> [Exercise directions] Return the material below in full and exactly.

Start of Given information

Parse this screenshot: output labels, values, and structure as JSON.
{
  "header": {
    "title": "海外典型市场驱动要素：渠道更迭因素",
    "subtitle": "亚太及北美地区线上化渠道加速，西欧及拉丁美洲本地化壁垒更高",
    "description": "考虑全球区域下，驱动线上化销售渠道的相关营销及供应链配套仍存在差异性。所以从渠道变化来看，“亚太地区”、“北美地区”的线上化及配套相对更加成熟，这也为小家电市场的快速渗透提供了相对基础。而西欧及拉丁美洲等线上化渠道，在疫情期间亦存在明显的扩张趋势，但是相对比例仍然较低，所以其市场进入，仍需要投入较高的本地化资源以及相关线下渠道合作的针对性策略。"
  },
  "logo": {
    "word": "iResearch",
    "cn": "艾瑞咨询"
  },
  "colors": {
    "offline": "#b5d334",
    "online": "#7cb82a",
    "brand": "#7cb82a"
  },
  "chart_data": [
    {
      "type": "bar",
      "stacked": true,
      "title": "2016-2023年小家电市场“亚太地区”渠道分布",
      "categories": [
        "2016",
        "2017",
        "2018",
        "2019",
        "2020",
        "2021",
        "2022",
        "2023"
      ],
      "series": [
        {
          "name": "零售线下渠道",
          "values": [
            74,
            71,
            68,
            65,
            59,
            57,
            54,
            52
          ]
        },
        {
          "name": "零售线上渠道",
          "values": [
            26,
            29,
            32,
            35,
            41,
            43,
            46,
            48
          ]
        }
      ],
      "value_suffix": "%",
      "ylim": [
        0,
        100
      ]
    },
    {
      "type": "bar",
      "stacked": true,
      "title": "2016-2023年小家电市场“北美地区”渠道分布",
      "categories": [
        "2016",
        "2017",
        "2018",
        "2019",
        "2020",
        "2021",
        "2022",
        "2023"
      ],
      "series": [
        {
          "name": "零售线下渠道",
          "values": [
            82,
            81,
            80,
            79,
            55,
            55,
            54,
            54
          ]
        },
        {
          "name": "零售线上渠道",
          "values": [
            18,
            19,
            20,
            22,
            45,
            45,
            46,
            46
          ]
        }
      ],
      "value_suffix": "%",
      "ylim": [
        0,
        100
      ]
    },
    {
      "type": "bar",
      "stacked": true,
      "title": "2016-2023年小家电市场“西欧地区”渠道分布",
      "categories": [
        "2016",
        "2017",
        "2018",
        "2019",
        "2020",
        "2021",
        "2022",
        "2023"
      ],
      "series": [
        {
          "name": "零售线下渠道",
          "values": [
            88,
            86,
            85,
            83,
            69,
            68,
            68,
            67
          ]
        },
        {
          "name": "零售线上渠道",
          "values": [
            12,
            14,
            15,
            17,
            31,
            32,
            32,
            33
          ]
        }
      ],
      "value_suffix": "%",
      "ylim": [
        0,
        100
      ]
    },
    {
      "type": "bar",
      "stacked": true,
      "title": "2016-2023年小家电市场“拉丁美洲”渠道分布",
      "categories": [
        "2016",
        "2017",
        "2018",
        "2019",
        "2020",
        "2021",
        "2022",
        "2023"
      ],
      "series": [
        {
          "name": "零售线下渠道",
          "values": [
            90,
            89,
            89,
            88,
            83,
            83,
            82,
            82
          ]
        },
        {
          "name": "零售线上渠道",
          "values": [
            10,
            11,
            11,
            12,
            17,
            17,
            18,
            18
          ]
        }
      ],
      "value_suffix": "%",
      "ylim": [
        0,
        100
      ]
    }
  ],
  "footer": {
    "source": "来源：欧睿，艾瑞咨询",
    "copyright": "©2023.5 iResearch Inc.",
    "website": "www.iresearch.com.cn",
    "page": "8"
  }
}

End of Given information

> [Response to the task]
Parse this screenshot: output labels, values, and structure as JSON.
{
  "header": {
    "title": "海外典型市场驱动要素：渠道更迭因素",
    "subtitle": "亚太及北美地区线上化渠道加速，西欧及拉丁美洲本地化壁垒更高",
    "description": "考虑全球区域下，驱动线上化销售渠道的相关营销及供应链配套仍存在差异性。所以从渠道变化来看，“亚太地区”、“北美地区”的线上化及配套相对更加成熟，这也为小家电市场的快速渗透提供了相对基础。而西欧及拉丁美洲等线上化渠道，在疫情期间亦存在明显的扩张趋势，但是相对比例仍然较低，所以其市场进入，仍需要投入较高的本地化资源以及相关线下渠道合作的针对性策略。"
  },
  "logo": {
    "word": "iResearch",
    "cn": "艾瑞咨询"
  },
  "colors": {
    "offline": "#b5d334",
    "online": "#7cb82a",
    "brand": "#7cb82a"
  },
  "chart_data": [
    {
      "type": "bar",
      "stacked": true,
      "title": "2016-2023年小家电市场“亚太地区”渠道分布",
      "categories": [
        "2016",
        "2017",
        "2018",
        "2019",
        "2020",
        "2021",
        "2022",
        "2023"
      ],
      "series": [
        {
          "name": "零售线下渠道",
          "values": [
            74,
            71,
            68,
            65,
            59,
            57,
            54,
            52
          ]
        },
        {
          "name": "零售线上渠道",
          "values": [
            26,
            29,
            32,
            35,
            41,
            43,
            46,
            48
          ]
        }
      ],
      "value_suffix": "%",
      "ylim": [
        0,
        100
      ]
    },
    {
      "type": "bar",
      "stacked": true,
      "title": "2016-2023年小家电市场“北美地区”渠道分布",
      "categories": [
        "2016",
        "2017",
        "2018",
        "2019",
        "2020",
        "2021",
        "2022",
        "2023"
      ],
      "series": [
        {
          "name": "零售线下渠道",
          "values": [
            82,
            81,
            80,
            79,
            55,
            55,
            54,
            54
          ]
        },
        {
          "name": "零售线上渠道",
          "values": [
            18,
            19,
            20,
            22,
            45,
            45,
            46,
            46
          ]
        }
      ],
      "value_suffix": "%",
      "ylim": [
        0,
        100
      ]
    },
    {
      "type": "bar",
      "stacked": true,
      "title": "2016-2023年小家电市场“西欧地区”渠道分布",
      "categories": [
        "2016",
        "2017",
        "2018",
        "2019",
        "2020",
        "2021",
        "2022",
        "2023"
      ],
      "series": [
        {
          "name": "零售线下渠道",
          "values": [
            88,
            86,
            85,
            83,
            69,
            68,
            68,
            67
          ]
        },
        {
          "name": "零售线上渠道",
          "values": [
            12,
            14,
            15,
            17,
            31,
            32,
            32,
            33
          ]
        }
      ],
      "value_suffix": "%",
      "ylim": [
        0,
        100
      ]
    },
    {
      "type": "bar",
      "stacked": true,
      "title": "2016-2023年小家电市场“拉丁美洲”渠道分布",
      "categories": [
        "2016",
        "2017",
        "2018",
        "2019",
        "2020",
        "2021",
        "2022",
        "2023"
      ],
      "series": [
        {
          "name": "零售线下渠道",
          "values": [
            90,
            89,
            89,
            88,
            83,
            83,
            82,
            82
          ]
        },
        {
          "name": "零售线上渠道",
          "values": [
            10,
            11,
            11,
            12,
            17,
            17,
            18,
            18
          ]
        }
      ],
      "value_suffix": "%",
      "ylim": [
        0,
        100
      ]
    }
  ],
  "footer": {
    "source": "来源：欧睿，艾瑞咨询",
    "copyright": "©2023.5 iResearch Inc.",
    "website": "www.iresearch.com.cn",
    "page": "8"
  }
}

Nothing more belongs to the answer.